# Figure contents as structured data
##########

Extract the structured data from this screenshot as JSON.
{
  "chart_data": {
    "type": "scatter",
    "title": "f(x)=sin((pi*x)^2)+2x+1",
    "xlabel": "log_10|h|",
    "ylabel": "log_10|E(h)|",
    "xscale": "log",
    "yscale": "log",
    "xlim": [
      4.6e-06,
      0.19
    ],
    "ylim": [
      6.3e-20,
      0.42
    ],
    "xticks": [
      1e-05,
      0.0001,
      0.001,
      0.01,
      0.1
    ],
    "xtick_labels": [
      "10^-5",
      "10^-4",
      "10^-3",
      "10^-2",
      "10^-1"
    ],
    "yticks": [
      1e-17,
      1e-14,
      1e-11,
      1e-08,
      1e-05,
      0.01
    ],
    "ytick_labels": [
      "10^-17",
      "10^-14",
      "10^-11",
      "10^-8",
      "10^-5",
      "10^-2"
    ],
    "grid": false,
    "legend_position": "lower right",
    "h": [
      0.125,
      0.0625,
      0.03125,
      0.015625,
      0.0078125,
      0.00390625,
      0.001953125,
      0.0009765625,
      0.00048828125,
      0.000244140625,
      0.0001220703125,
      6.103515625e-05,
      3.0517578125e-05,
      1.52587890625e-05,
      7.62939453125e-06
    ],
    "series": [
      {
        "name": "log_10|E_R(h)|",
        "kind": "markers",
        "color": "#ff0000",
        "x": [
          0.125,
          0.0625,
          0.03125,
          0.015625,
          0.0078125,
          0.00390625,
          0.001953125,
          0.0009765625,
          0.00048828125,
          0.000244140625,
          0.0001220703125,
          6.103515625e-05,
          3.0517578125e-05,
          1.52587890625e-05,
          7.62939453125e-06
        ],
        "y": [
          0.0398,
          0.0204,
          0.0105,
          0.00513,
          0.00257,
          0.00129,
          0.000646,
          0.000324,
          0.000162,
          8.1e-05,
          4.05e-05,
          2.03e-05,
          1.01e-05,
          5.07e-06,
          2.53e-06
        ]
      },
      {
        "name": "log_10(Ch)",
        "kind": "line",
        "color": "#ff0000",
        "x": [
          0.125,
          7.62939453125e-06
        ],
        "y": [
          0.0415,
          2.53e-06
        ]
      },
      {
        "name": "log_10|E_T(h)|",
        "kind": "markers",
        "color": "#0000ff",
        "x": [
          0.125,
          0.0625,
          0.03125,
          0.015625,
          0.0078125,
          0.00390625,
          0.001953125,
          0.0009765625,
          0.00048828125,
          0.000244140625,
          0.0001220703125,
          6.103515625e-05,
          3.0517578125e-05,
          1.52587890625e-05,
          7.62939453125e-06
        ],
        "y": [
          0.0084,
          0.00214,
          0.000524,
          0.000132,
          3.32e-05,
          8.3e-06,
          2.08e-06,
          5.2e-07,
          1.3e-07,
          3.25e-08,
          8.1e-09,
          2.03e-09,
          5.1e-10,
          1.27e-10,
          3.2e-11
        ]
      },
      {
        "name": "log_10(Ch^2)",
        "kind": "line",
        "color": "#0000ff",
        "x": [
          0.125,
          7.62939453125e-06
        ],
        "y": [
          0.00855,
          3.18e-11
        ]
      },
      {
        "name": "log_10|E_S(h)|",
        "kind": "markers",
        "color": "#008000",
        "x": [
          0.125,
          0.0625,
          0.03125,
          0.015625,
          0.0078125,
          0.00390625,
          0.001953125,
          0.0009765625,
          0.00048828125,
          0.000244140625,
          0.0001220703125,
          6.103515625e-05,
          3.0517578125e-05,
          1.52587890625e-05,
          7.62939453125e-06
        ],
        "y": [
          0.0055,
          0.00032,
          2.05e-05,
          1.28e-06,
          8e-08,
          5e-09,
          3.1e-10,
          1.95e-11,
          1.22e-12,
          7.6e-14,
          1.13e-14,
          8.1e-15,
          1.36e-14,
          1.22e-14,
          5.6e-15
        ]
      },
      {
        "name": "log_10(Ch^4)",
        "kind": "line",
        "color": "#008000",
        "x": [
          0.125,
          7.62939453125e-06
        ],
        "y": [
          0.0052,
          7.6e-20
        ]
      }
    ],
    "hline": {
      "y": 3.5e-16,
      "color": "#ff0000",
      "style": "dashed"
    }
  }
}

##########

# INSTRUCTIONS TO FOLLOW
Report every line containing the word "name" from the listing above.

# CORRECT ANSWER
        "name": "log_10|E_R(h)|",
        "name": "log_10(Ch)",
        "name": "log_10|E_T(h)|",
        "name": "log_10(Ch^2)",
        "name": "log_10|E_S(h)|",
        "name": "log_10(Ch^4)",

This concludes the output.